EXERCISE PROMPT ▸ Reproduce the entries word for word, from their first line through the line containing "The lateral margins 62 is at (51, 265).", with both of those lines included.

RECORDS SHOWN ▸
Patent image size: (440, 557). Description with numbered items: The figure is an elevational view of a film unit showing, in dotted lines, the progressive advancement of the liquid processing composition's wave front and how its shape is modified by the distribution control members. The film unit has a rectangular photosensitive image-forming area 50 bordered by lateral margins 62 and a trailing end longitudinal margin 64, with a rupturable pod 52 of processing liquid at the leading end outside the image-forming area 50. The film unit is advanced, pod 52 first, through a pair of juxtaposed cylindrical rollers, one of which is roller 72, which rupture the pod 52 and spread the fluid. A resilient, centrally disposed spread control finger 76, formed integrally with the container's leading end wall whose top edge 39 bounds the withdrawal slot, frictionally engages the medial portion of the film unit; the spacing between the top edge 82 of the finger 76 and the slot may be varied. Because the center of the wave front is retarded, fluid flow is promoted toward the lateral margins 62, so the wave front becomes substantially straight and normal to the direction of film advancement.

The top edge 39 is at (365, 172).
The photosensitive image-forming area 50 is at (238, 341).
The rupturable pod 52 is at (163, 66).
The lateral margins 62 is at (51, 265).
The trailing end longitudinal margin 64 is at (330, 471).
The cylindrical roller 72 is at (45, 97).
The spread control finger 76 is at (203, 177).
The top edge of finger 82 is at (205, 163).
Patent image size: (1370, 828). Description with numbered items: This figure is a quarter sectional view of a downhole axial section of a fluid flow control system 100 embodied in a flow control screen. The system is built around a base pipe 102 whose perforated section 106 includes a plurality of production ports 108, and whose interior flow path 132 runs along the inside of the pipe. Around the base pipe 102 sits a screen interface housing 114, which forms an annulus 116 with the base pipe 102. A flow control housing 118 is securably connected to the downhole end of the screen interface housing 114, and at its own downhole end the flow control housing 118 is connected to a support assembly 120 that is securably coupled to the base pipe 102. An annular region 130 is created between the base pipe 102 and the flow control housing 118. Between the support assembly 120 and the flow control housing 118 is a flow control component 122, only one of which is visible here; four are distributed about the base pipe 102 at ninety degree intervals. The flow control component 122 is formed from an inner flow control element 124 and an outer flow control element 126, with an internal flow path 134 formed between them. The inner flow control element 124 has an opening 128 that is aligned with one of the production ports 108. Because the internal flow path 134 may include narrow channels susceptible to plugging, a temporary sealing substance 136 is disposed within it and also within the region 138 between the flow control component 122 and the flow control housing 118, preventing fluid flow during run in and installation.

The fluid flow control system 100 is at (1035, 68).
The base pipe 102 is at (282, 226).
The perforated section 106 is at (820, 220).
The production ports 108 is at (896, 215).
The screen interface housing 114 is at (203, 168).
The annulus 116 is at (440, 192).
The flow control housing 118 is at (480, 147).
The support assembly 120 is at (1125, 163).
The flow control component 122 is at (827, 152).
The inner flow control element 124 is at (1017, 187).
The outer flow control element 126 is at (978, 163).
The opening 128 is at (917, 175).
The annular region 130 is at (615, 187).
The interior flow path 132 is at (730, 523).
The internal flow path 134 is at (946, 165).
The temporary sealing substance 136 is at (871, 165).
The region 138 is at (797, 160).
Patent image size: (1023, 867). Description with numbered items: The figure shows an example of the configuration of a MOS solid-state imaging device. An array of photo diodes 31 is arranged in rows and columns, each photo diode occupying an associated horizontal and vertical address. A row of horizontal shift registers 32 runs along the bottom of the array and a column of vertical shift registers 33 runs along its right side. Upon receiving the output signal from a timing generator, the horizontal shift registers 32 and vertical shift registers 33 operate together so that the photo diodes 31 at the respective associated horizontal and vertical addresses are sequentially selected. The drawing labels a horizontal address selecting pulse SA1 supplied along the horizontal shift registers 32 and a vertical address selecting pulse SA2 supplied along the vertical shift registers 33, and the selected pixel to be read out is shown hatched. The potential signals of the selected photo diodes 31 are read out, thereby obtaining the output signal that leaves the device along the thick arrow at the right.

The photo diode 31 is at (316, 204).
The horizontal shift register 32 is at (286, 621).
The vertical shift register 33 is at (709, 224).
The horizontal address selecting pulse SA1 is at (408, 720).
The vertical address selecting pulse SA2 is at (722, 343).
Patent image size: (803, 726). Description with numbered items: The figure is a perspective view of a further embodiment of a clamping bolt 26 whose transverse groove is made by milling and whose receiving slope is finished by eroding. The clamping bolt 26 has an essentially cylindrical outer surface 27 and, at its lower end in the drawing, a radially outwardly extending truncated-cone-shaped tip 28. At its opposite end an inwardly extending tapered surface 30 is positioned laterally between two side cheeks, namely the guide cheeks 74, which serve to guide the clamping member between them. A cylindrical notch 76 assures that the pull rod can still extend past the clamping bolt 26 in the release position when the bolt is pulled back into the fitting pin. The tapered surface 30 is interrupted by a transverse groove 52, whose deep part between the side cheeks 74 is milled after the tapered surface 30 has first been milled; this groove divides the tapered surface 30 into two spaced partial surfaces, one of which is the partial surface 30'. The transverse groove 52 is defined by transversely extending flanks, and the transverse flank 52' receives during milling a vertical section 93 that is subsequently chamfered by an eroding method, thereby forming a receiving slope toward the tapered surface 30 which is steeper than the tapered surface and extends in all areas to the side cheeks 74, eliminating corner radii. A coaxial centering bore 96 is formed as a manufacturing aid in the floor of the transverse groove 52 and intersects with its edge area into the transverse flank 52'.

FINAL RESULT ▸
Patent image size: (440, 557). Description with numbered items: The figure is an elevational view of a film unit showing, in dotted lines, the progressive advancement of the liquid processing composition's wave front and how its shape is modified by the distribution control members. The film unit has a rectangular photosensitive image-forming area 50 bordered by lateral margins 62 and a trailing end longitudinal margin 64, with a rupturable pod 52 of processing liquid at the leading end outside the image-forming area 50. The film unit is advanced, pod 52 first, through a pair of juxtaposed cylindrical rollers, one of which is roller 72, which rupture the pod 52 and spread the fluid. A resilient, centrally disposed spread control finger 76, formed integrally with the container's leading end wall whose top edge 39 bounds the withdrawal slot, frictionally engages the medial portion of the film unit; the spacing between the top edge 82 of the finger 76 and the slot may be varied. Because the center of the wave front is retarded, fluid flow is promoted toward the lateral margins 62, so the wave front becomes substantially straight and normal to the direction of film advancement.

The top edge 39 is at (365, 172).
The photosensitive image-forming area 50 is at (238, 341).
The rupturable pod 52 is at (163, 66).
The lateral margins 62 is at (51, 265).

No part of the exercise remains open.